Show all lines holding "image".

* START Dataset records *

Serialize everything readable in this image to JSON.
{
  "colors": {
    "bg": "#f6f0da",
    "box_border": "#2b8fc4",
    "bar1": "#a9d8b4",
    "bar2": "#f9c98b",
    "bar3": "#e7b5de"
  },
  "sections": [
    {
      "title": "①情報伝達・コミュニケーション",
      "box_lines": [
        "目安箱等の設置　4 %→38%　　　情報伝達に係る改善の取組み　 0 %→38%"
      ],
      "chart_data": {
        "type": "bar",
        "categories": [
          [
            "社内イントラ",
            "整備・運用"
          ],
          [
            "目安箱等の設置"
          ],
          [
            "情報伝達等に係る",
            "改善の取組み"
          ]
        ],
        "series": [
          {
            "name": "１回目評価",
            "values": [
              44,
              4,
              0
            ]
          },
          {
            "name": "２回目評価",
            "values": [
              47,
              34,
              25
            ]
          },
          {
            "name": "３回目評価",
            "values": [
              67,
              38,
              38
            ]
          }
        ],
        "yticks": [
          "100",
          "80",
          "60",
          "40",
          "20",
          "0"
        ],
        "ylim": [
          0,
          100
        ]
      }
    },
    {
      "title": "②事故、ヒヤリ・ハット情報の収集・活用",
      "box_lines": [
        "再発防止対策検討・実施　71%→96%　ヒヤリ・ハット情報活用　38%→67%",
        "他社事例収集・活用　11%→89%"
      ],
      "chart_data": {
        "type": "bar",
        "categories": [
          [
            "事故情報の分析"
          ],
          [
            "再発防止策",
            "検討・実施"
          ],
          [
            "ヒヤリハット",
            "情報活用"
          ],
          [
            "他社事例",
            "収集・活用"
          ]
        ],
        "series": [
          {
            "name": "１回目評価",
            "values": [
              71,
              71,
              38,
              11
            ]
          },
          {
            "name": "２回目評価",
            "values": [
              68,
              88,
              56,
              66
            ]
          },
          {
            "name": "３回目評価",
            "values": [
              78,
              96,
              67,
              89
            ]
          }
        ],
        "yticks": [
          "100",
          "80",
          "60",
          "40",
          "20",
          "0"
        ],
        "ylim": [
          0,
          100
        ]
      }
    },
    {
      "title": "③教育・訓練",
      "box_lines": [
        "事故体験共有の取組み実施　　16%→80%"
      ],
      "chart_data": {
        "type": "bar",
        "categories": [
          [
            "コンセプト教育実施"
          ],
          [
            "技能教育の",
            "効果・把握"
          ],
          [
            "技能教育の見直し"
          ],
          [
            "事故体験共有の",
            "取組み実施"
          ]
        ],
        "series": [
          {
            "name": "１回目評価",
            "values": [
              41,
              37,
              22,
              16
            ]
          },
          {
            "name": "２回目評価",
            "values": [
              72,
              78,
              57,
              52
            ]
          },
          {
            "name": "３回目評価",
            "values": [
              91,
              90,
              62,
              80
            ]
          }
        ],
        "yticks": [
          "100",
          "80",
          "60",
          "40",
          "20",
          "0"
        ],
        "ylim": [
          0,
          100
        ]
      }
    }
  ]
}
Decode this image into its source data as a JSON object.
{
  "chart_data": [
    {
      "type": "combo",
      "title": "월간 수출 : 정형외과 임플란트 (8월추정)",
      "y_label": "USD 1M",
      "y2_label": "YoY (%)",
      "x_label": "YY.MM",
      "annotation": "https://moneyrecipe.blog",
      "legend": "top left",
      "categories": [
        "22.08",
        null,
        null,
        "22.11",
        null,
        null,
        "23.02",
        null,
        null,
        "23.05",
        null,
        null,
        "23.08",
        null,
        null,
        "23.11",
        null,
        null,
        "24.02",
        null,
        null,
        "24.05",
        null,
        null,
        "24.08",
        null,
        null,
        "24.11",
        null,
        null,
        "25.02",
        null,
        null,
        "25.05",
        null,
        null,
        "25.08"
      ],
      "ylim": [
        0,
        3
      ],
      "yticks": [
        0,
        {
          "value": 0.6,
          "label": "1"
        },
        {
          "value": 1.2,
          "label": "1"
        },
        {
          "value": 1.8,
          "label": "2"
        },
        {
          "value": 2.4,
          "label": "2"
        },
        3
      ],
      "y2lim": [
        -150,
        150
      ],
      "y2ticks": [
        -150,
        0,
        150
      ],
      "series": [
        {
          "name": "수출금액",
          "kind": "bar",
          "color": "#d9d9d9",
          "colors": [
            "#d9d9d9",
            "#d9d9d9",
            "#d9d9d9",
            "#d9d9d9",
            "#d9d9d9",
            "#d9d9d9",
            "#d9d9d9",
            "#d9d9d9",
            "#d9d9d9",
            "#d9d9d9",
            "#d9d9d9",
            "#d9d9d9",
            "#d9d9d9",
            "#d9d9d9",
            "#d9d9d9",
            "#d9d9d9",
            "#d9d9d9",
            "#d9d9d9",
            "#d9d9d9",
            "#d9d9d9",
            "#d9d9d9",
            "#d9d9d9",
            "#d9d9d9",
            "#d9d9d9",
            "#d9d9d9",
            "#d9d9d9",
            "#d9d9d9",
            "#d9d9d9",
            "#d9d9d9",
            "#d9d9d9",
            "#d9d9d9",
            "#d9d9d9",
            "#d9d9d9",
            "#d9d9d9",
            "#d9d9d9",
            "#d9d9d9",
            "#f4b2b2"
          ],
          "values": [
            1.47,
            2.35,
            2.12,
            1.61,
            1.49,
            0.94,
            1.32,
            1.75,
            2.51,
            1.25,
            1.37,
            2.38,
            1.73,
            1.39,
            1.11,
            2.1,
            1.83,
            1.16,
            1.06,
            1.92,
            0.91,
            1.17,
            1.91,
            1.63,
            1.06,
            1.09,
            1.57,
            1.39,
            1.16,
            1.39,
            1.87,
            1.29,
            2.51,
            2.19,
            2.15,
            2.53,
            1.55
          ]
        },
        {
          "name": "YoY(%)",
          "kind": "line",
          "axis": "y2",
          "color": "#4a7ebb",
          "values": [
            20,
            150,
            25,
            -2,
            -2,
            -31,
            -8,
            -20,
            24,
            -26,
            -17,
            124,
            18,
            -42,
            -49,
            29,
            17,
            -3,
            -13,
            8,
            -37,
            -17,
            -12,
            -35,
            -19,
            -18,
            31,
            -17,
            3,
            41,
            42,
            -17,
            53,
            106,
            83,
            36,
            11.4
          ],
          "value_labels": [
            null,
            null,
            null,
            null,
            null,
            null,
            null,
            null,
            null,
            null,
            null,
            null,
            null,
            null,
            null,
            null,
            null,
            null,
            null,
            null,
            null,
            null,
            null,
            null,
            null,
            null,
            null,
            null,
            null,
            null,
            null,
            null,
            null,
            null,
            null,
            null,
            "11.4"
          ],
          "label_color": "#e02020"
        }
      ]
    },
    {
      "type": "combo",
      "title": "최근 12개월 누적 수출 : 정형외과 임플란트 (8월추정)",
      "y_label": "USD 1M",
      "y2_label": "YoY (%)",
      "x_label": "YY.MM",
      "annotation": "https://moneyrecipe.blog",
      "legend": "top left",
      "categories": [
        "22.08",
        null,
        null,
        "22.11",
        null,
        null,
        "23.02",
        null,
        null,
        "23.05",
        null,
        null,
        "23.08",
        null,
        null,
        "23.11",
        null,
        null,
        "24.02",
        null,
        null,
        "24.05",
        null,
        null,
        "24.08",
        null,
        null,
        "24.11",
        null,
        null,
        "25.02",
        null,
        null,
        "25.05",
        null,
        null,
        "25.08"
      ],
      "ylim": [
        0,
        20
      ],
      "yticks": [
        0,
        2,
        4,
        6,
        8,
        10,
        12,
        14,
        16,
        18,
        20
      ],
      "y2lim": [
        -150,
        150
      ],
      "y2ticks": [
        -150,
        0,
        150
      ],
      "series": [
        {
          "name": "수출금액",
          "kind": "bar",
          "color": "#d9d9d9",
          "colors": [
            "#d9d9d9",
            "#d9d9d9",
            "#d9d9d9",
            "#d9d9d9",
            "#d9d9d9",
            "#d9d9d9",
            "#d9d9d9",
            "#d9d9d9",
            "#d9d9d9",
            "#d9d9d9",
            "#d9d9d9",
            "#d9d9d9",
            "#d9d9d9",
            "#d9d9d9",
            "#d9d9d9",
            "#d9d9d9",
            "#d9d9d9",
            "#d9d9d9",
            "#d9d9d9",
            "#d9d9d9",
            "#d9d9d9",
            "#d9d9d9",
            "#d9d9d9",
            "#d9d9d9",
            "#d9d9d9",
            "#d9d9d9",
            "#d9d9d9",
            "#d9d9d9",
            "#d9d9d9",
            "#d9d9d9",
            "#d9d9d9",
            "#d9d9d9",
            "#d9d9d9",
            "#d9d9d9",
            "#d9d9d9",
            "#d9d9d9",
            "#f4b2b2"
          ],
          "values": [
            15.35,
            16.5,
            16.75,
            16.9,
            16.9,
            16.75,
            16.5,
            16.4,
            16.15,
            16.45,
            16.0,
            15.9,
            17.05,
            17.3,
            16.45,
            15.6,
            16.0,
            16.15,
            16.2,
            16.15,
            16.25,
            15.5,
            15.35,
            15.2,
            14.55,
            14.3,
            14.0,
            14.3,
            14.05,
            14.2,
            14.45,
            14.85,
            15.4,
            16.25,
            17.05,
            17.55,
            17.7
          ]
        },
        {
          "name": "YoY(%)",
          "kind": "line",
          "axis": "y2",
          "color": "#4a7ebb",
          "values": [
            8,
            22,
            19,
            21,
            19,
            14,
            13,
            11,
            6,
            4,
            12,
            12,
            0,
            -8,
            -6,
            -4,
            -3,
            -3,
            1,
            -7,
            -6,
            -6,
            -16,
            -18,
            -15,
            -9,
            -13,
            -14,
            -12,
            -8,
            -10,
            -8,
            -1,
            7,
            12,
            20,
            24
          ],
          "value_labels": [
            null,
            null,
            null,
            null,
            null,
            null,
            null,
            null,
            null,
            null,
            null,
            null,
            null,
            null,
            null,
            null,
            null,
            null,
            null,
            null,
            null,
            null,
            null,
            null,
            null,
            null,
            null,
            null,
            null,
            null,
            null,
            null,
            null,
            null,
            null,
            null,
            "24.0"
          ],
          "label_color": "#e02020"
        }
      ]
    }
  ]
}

* END Dataset records *

● **Written solution**:
Serialize everything readable in this image to JSON.
Decode this image into its source data as a JSON object.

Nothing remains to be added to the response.